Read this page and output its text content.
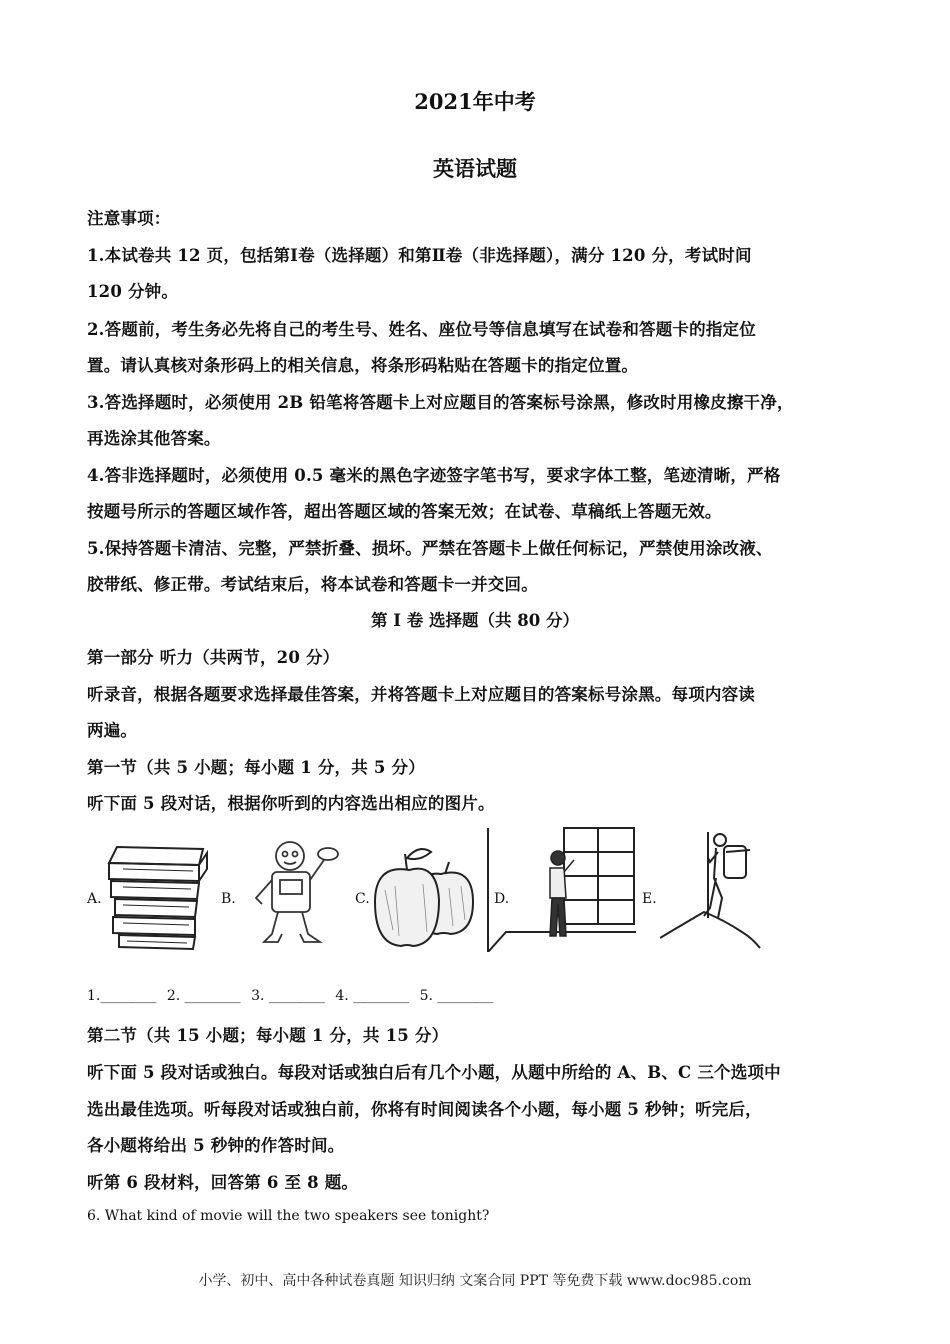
2021年中考
英语试题
注意事项：
1.本试卷共 12 页，包括第Ⅰ卷（选择题）和第Ⅱ卷（非选择题），满分 120 分，考试时间
120 分钟。
2.答题前，考生务必先将自己的考生号、姓名、座位号等信息填写在试卷和答题卡的指定位
置。请认真核对条形码上的相关信息，将条形码粘贴在答题卡的指定位置。
3.答选择题时，必须使用 2B 铅笔将答题卡上对应题目的答案标号涂黑，修改时用橡皮擦干净，
再选涂其他答案。
4.答非选择题时，必须使用 0.5 毫米的黑色字迹签字笔书写，要求字体工整，笔迹清晰，严格
按题号所示的答题区域作答，超出答题区域的答案无效；在试卷、草稿纸上答题无效。
5.保持答题卡清洁、完整，严禁折叠、损坏。严禁在答题卡上做任何标记，严禁使用涂改液、
胶带纸、修正带。考试结束后，将本试卷和答题卡一并交回。
第 I 卷 选择题（共 80 分）
第一部分 听力（共两节，20 分）
听录音，根据各题要求选择最佳答案，并将答题卡上对应题目的答案标号涂黑。每项内容读
两遍。
第一节（共 5 小题；每小题 1 分，共 5 分）
听下面 5 段对话，根据你听到的内容选出相应的图片。
A.	B.	C.	D.	E.
1.________ 2. ________ 3. ________ 4. ________ 5. ________
第二节（共 15 小题；每小题 1 分，共 15 分）
听下面 5 段对话或独白。每段对话或独白后有几个小题，从题中所给的 A、B、C 三个选项中
选出最佳选项。听每段对话或独白前，你将有时间阅读各个小题，每小题 5 秒钟；听完后，
各小题将给出 5 秒钟的作答时间。
听第 6 段材料，回答第 6 至 8 题。
6. What kind of movie will the two speakers see tonight?
小学、初中、高中各种试卷真题 知识归纳 文案合同 PPT 等免费下载 www.doc985.com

——————

● **EXERCISE DIRECTIONS**: Images in the data above are to be skipped. Retype all other material exactly.

● **ANSWER**:
Read this page and output its text content.
2021年中考
英语试题
注意事项：
1.本试卷共 12 页，包括第Ⅰ卷（选择题）和第Ⅱ卷（非选择题），满分 120 分，考试时间
120 分钟。
2.答题前，考生务必先将自己的考生号、姓名、座位号等信息填写在试卷和答题卡的指定位
置。请认真核对条形码上的相关信息，将条形码粘贴在答题卡的指定位置。
3.答选择题时，必须使用 2B 铅笔将答题卡上对应题目的答案标号涂黑，修改时用橡皮擦干净，
再选涂其他答案。
4.答非选择题时，必须使用 0.5 毫米的黑色字迹签字笔书写，要求字体工整，笔迹清晰，严格
按题号所示的答题区域作答，超出答题区域的答案无效；在试卷、草稿纸上答题无效。
5.保持答题卡清洁、完整，严禁折叠、损坏。严禁在答题卡上做任何标记，严禁使用涂改液、
胶带纸、修正带。考试结束后，将本试卷和答题卡一并交回。
第 I 卷 选择题（共 80 分）
第一部分 听力（共两节，20 分）
听录音，根据各题要求选择最佳答案，并将答题卡上对应题目的答案标号涂黑。每项内容读
两遍。
第一节（共 5 小题；每小题 1 分，共 5 分）
听下面 5 段对话，根据你听到的内容选出相应的图片。
A.	B.	C.	D.	E.
1.________ 2. ________ 3. ________ 4. ________ 5. ________
第二节（共 15 小题；每小题 1 分，共 15 分）
听下面 5 段对话或独白。每段对话或独白后有几个小题，从题中所给的 A、B、C 三个选项中
选出最佳选项。听每段对话或独白前，你将有时间阅读各个小题，每小题 5 秒钟；听完后，
各小题将给出 5 秒钟的作答时间。
听第 6 段材料，回答第 6 至 8 题。
6. What kind of movie will the two speakers see tonight?
小学、初中、高中各种试卷真题 知识归纳 文案合同 PPT 等免费下载 www.doc985.com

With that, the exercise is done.